::: RECORDS PROVIDED :::

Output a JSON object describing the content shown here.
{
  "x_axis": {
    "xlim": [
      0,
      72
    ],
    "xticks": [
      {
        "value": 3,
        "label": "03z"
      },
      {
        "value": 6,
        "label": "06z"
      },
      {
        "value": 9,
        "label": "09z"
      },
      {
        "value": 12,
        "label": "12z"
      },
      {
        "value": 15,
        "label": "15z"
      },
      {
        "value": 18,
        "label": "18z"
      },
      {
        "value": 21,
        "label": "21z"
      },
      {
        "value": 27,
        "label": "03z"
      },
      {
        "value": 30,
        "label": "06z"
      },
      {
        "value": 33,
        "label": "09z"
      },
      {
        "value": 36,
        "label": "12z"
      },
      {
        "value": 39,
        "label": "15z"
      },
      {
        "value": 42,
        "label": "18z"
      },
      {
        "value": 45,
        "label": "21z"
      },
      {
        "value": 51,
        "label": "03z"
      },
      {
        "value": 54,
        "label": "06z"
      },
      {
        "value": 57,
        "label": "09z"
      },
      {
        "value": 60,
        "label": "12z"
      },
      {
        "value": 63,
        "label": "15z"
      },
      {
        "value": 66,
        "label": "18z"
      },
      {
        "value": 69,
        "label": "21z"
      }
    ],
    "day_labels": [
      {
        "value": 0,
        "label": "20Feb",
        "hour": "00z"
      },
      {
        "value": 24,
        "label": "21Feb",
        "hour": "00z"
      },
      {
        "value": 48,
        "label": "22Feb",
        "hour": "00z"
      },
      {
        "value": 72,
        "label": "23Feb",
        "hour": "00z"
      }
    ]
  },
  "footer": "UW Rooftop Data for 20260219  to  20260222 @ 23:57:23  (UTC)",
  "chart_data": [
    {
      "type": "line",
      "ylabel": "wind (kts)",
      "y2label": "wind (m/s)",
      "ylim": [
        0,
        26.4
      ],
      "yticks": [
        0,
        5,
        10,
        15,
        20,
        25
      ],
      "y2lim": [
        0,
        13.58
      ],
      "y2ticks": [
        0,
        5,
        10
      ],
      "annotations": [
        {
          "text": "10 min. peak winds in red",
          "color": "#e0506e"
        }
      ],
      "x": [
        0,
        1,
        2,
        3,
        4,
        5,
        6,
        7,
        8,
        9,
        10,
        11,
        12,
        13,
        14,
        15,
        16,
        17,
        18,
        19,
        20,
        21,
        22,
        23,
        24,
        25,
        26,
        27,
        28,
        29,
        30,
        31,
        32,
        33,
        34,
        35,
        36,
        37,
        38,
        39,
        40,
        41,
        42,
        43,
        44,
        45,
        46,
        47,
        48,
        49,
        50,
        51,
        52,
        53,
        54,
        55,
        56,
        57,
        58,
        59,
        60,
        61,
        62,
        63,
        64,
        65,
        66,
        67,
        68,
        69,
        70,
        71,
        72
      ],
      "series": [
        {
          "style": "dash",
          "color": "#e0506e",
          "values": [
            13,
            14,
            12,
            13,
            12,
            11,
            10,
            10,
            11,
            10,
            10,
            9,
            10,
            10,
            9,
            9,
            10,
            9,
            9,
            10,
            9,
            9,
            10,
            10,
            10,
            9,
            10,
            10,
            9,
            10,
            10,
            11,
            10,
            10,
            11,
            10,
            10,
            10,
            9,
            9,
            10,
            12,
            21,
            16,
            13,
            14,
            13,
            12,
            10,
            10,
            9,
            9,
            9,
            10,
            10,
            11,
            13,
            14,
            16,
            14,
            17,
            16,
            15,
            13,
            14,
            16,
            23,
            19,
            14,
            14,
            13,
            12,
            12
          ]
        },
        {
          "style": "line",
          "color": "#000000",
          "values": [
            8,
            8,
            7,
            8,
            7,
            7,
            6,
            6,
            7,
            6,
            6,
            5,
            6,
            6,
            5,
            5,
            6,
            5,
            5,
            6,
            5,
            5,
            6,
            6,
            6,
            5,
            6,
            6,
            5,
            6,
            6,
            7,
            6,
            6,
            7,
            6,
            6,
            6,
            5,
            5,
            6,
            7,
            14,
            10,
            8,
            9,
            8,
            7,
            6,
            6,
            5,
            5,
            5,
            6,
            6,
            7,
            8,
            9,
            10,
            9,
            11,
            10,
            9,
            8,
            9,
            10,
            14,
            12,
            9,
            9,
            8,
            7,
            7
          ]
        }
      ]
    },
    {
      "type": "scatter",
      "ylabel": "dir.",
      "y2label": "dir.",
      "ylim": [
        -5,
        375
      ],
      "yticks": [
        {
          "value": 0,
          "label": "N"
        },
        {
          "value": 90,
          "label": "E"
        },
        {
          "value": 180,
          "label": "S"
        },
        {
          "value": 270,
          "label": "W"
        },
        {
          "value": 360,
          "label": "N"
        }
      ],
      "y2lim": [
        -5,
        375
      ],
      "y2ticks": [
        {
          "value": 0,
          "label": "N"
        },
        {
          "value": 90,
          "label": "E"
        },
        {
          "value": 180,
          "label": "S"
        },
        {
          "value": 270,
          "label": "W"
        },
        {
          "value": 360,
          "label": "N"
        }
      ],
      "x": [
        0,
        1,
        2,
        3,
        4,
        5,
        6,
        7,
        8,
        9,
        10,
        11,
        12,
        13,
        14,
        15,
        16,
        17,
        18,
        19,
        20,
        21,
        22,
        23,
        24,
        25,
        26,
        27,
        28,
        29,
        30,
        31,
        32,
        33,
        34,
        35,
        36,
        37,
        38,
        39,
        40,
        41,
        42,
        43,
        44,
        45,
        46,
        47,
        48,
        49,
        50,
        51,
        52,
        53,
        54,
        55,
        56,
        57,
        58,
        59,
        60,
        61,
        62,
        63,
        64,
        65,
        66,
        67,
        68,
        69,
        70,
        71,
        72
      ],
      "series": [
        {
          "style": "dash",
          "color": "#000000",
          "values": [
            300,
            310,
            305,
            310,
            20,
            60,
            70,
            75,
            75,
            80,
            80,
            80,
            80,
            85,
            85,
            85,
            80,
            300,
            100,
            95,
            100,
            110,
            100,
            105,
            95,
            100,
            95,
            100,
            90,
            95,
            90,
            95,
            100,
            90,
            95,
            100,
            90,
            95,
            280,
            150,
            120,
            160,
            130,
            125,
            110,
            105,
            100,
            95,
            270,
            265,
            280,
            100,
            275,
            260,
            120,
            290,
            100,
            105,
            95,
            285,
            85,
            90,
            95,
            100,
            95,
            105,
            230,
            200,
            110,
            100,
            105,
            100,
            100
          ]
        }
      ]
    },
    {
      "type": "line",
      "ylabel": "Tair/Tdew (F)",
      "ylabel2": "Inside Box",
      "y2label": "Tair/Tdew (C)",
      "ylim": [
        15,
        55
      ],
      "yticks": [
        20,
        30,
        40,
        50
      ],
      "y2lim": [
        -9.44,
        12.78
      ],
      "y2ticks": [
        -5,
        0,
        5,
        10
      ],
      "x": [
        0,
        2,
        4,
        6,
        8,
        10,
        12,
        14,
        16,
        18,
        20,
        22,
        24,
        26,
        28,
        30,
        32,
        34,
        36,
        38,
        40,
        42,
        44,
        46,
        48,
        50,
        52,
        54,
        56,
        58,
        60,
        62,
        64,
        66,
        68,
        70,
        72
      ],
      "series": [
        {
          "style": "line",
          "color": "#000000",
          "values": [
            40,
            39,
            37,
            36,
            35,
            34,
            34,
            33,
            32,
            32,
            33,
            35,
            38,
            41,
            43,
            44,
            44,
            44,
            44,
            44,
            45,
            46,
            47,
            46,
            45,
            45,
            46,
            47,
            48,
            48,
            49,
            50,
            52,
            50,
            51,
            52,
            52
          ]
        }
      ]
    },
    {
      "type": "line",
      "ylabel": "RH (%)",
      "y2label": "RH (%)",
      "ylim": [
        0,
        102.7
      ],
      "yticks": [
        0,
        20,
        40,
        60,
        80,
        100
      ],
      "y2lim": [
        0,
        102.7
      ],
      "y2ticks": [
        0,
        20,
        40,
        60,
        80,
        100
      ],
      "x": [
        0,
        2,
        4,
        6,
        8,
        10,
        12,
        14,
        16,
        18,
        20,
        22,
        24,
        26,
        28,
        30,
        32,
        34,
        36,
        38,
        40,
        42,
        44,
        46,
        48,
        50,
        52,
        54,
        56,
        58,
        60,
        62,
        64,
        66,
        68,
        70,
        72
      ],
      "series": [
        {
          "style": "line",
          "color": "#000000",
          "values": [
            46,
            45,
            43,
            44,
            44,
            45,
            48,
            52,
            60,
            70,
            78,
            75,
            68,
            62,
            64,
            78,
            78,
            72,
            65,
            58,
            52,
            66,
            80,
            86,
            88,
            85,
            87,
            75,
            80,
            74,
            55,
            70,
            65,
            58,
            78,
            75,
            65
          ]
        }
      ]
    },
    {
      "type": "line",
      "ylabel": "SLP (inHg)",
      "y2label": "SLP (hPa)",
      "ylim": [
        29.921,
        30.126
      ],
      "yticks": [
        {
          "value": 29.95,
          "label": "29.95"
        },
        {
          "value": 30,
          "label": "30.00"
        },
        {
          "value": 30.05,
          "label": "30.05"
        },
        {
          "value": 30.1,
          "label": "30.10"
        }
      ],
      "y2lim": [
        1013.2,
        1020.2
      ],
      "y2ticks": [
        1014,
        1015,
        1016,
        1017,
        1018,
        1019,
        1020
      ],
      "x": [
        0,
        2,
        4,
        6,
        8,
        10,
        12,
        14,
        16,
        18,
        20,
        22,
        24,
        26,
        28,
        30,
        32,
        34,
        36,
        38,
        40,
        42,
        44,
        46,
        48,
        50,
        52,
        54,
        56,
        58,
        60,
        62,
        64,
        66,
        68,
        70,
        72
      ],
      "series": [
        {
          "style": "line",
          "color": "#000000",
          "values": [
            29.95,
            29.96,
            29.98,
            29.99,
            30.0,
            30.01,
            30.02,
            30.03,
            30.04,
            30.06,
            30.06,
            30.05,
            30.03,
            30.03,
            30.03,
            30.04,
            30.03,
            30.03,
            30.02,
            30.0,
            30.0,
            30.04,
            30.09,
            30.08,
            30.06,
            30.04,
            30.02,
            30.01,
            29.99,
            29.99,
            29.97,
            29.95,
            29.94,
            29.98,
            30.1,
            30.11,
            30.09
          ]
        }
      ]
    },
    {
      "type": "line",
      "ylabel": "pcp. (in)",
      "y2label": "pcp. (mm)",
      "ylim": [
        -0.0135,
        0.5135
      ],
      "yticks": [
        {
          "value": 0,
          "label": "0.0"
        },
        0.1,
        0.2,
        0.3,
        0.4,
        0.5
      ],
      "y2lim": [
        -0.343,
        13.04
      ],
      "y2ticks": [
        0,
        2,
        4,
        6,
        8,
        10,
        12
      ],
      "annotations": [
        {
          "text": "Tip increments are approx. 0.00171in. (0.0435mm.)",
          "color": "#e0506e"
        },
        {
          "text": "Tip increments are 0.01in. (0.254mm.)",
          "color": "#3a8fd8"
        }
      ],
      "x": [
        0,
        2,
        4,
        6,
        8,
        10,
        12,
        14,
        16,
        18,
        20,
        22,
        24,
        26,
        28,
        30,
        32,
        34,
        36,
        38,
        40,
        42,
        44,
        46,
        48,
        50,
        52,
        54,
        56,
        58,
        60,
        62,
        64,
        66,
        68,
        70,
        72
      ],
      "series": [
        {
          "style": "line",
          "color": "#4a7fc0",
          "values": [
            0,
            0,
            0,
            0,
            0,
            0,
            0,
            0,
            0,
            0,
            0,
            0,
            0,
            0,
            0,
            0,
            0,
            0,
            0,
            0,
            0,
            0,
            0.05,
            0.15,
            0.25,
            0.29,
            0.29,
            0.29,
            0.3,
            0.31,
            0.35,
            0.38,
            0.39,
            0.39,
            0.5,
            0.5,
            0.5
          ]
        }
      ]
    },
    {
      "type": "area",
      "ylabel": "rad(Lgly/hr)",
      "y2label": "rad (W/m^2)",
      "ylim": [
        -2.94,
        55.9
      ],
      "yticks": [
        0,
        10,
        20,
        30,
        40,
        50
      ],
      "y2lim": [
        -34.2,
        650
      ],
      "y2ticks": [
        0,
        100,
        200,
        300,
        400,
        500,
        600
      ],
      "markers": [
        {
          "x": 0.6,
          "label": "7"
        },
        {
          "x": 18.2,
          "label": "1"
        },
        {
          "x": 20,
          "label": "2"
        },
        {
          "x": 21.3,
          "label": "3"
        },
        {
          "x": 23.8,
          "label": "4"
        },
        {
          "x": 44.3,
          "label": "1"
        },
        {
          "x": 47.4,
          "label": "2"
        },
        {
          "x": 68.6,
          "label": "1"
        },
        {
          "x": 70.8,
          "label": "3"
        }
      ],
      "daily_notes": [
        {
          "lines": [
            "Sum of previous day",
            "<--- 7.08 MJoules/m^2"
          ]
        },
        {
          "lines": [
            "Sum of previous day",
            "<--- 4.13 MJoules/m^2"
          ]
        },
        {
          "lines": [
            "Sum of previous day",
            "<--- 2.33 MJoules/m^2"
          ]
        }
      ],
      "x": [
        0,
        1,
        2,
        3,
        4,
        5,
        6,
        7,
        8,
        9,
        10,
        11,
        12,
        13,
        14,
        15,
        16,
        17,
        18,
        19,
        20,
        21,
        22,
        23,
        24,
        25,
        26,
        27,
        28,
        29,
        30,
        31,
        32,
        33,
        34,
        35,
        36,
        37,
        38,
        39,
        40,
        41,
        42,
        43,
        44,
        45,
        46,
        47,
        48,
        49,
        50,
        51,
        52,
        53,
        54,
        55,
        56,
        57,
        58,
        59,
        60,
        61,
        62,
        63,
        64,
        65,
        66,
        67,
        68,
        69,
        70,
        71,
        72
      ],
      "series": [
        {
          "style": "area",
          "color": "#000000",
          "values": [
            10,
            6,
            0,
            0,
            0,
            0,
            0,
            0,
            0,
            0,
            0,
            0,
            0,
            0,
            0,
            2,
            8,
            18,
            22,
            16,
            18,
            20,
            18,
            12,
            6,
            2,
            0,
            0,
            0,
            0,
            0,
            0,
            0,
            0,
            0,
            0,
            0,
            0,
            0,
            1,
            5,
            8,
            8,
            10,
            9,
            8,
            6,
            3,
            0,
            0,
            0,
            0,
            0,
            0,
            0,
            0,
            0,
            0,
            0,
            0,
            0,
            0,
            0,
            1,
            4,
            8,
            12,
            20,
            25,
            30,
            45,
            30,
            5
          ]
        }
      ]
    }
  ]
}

:::

PROMPT> Identify every line holding the word "increments" and copy it out.

RESPONSE TO THE EXERCISE>
          "text": "Tip increments are approx. 0.00171in. (0.0435mm.)",
          "text": "Tip increments are 0.01in. (0.254mm.)",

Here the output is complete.